* _Stated goal_
Copy the lines of the listing between the line holding "shorts-progress-bar [14,223,523,229]" and the line holding "subscriber-metric: 729 abone", inclusive, reproducing each one without any change.

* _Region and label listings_
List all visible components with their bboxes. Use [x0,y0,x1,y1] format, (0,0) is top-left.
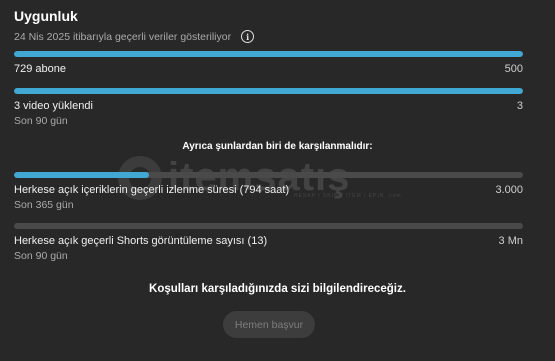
shorts-progress-bar [14,223,523,229]
watch-time-period: Son 365 gün [14,199,74,211]
video-period: Son 90 gün [14,115,68,127]
video-target: 3 [516,100,523,112]
video-progress-bar [14,88,523,94]
watch-time-target: 3.000 [495,184,523,196]
subscriber-count-label: 729 abone [14,63,66,75]
watch-time-metric: Herkese açık içeriklerin geçerli izlenme… [14,172,523,211]
subscriber-metric: 729 abone 500 [14,51,523,75]
data-date-text: 24 Nis 2025 itibarıyla geçerli veriler g… [14,30,232,43]
shorts-views-label: Herkese açık geçerli Shorts görüntüleme … [14,235,268,247]
data-date-note: 24 Nis 2025 itibarıyla geçerli veriler g… [14,30,255,43]
subscriber-progress-bar [14,51,523,57]
video-progress-fill [14,88,523,94]
eligibility-panel: Uygunluk 24 Nis 2025 itibarıyla geçerli … [0,0,555,361]
shorts-views-metric: Herkese açık geçerli Shorts görüntüleme … [14,223,523,262]
watch-time-label: Herkese açık içeriklerin geçerli izlenme… [14,184,290,196]
video-count-label: 3 video yüklendi [14,100,93,112]
video-upload-metric: 3 video yüklendi 3 Son 90 gün [14,88,523,127]
watch-time-progress-fill [14,172,149,178]
subscriber-target: 500 [504,63,523,75]
alternative-requirements-heading: Ayrıca şunlardan biri de karşılanmalıdır… [182,141,373,152]
subscriber-progress-fill [14,51,523,57]
apply-now-button[interactable]: Hemen başvur [223,311,315,338]
shorts-period: Son 90 gün [14,250,68,262]
watch-time-progress-bar [14,172,523,178]
page-title: Uygunluk [14,8,78,24]
info-icon[interactable]: i [241,30,255,43]
shorts-views-target: 3 Mn [498,235,523,247]
notification-message: Koşulları karşıladığınızda sizi bilgilen… [149,283,406,295]
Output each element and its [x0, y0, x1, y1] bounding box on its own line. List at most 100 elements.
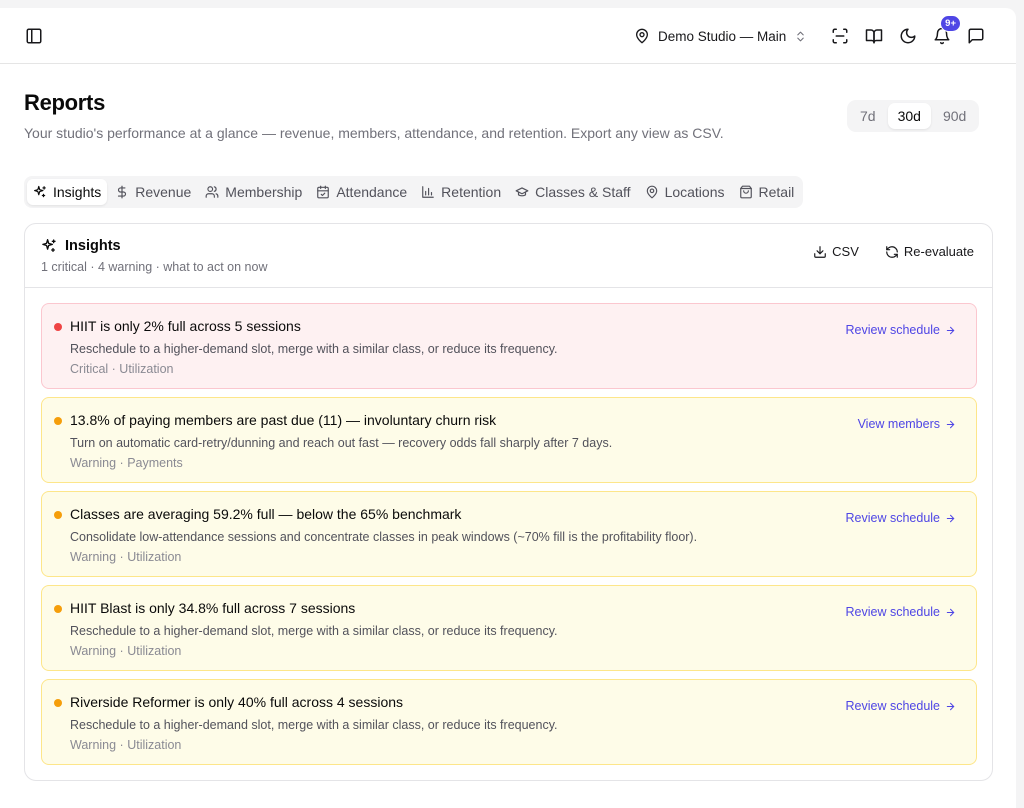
review-schedule-link[interactable]: Review schedule	[846, 323, 957, 337]
tab-membership[interactable]: Membership	[199, 179, 308, 205]
warning-dot	[54, 511, 62, 519]
tab-classes-staff[interactable]: Classes & Staff	[509, 179, 636, 205]
scan-button[interactable]	[824, 20, 856, 52]
sidebar-toggle-button[interactable]	[18, 20, 50, 52]
insights-card-header: Insights 1 critical · 4 warning · what t…	[25, 224, 992, 288]
insight-title: Riverside Reformer is only 40% full acro…	[70, 694, 404, 710]
page-header: Reports Your studio's performance at a g…	[24, 90, 724, 141]
sparkles-icon	[34, 185, 46, 198]
reevaluate-label: Re-evaluate	[903, 244, 974, 259]
messages-button[interactable]	[960, 20, 992, 52]
warning-dot	[54, 417, 62, 425]
reevaluate-button[interactable]: Re-evaluate	[885, 244, 974, 259]
insight-description: Consolidate low-attendance sessions and …	[70, 530, 698, 544]
insight-meta: Warning · Utilization	[70, 644, 182, 658]
app-window: Demo Studio — Main 9+ Reports Your studi…	[0, 8, 1016, 808]
tab-label: Revenue	[135, 184, 192, 200]
tab-label: Retail	[758, 184, 795, 200]
review-schedule-link[interactable]: Review schedule	[846, 699, 957, 713]
arrow-right-icon	[946, 702, 955, 710]
refresh-icon	[886, 245, 898, 258]
moon-icon	[900, 28, 916, 44]
arrow-right-icon	[946, 608, 955, 616]
page-subtitle: Your studio's performance at a glance — …	[24, 125, 724, 141]
warning-dot	[54, 699, 62, 707]
tab-label: Attendance	[336, 184, 408, 200]
insight-item: HIIT Blast is only 34.8% full across 7 s…	[41, 585, 977, 671]
header-actions: 9+	[824, 15, 992, 52]
link-label: Review schedule	[845, 511, 941, 525]
critical-dot	[54, 323, 62, 331]
tab-label: Insights	[53, 184, 102, 200]
view-members-link[interactable]: View members	[858, 417, 956, 431]
map-pin-icon	[646, 185, 657, 199]
sidebar-toggle-icon	[26, 28, 42, 43]
link-label: Review schedule	[845, 605, 941, 619]
insight-meta: Warning · Utilization	[70, 550, 182, 564]
warning-dot	[54, 605, 62, 613]
csv-label: CSV	[832, 244, 859, 259]
insight-title: HIIT is only 2% full across 5 sessions	[70, 318, 301, 334]
insight-title: 13.8% of paying members are past due (11…	[70, 412, 497, 428]
insights-title: Insights	[41, 238, 121, 254]
tab-label: Membership	[225, 184, 303, 200]
insights-summary: 1 critical · 4 warning · what to act on …	[41, 260, 268, 274]
tab-insights[interactable]: Insights	[27, 179, 108, 205]
insights-actions: CSV Re-evaluate	[813, 244, 974, 259]
range-30d[interactable]: 30d	[887, 103, 931, 129]
insights-title-text: Insights	[65, 238, 121, 254]
tab-label: Locations	[664, 184, 725, 200]
scan-icon	[832, 28, 848, 44]
review-schedule-link[interactable]: Review schedule	[846, 511, 957, 525]
message-square-icon	[968, 28, 984, 44]
tab-label: Retention	[441, 184, 502, 200]
studio-picker[interactable]: Demo Studio — Main	[628, 20, 813, 52]
map-pin-icon	[636, 28, 648, 44]
docs-button[interactable]	[858, 20, 890, 52]
tab-locations[interactable]: Locations	[639, 179, 731, 205]
users-icon	[205, 186, 219, 198]
book-open-icon	[865, 29, 883, 44]
review-schedule-link[interactable]: Review schedule	[846, 605, 957, 619]
insights-list: HIIT is only 2% full across 5 sessions R…	[41, 303, 977, 773]
calendar-check-icon	[317, 185, 330, 199]
chevrons-up-down-icon	[797, 31, 805, 41]
insight-meta: Warning · Utilization	[70, 738, 182, 752]
notifications-badge: 9+	[940, 15, 961, 32]
insights-card: Insights 1 critical · 4 warning · what t…	[24, 223, 993, 781]
tab-retail[interactable]: Retail	[733, 179, 801, 205]
range-7d[interactable]: 7d	[850, 103, 886, 129]
notifications-button[interactable]: 9+	[926, 15, 961, 52]
insight-description: Reschedule to a higher-demand slot, merg…	[70, 718, 558, 732]
download-icon	[814, 245, 826, 258]
tab-label: Classes & Staff	[535, 184, 631, 200]
graduation-cap-icon	[515, 187, 529, 197]
date-range-selector: 7d 30d 90d	[847, 100, 980, 132]
top-bar: Demo Studio — Main 9+	[0, 8, 1016, 64]
arrow-right-icon	[946, 326, 955, 334]
sparkles-icon	[42, 239, 56, 252]
theme-toggle-button[interactable]	[892, 20, 924, 52]
insight-meta: Warning · Payments	[70, 456, 183, 470]
insight-title: Classes are averaging 59.2% full — below…	[70, 506, 462, 522]
insight-title: HIIT Blast is only 34.8% full across 7 s…	[70, 600, 356, 616]
insight-item: HIIT is only 2% full across 5 sessions R…	[41, 303, 977, 389]
insight-item: 13.8% of paying members are past due (11…	[41, 397, 977, 483]
insight-item: Classes are averaging 59.2% full — below…	[41, 491, 977, 577]
tab-attendance[interactable]: Attendance	[310, 179, 413, 205]
range-90d[interactable]: 90d	[933, 103, 976, 129]
insight-description: Reschedule to a higher-demand slot, merg…	[70, 624, 558, 638]
bar-chart-icon	[422, 186, 435, 198]
tab-revenue[interactable]: Revenue	[109, 179, 197, 205]
csv-export-button[interactable]: CSV	[813, 244, 859, 259]
dollar-icon	[118, 185, 127, 199]
studio-name: Demo Studio — Main	[658, 28, 787, 44]
insight-description: Turn on automatic card-retry/dunning and…	[70, 436, 613, 450]
link-label: View members	[857, 417, 940, 431]
tab-retention[interactable]: Retention	[415, 179, 507, 205]
link-label: Review schedule	[845, 699, 941, 713]
shopping-bag-icon	[739, 185, 752, 199]
page-title: Reports	[24, 90, 106, 115]
insight-description: Reschedule to a higher-demand slot, merg…	[70, 342, 558, 356]
link-label: Review schedule	[845, 323, 941, 337]
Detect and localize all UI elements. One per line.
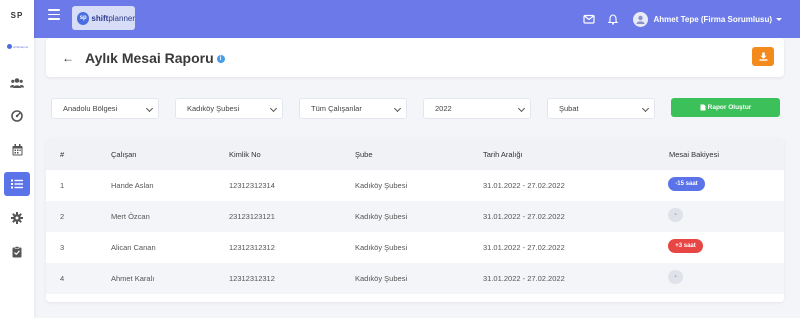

* _Correct output_
shorts-progress-bar [14,223,523,229]
watch-time-period: Son 365 gün [14,199,74,211]
video-period: Son 90 gün [14,115,68,127]
video-target: 3 [516,100,523,112]
video-progress-bar [14,88,523,94]
watch-time-target: 3.000 [495,184,523,196]
subscriber-count-label: 729 abone [14,63,66,75]
watch-time-metric: Herkese açık içeriklerin geçerli izlenme… [14,172,523,211]
subscriber-metric: 729 abone 500 [14,51,523,75]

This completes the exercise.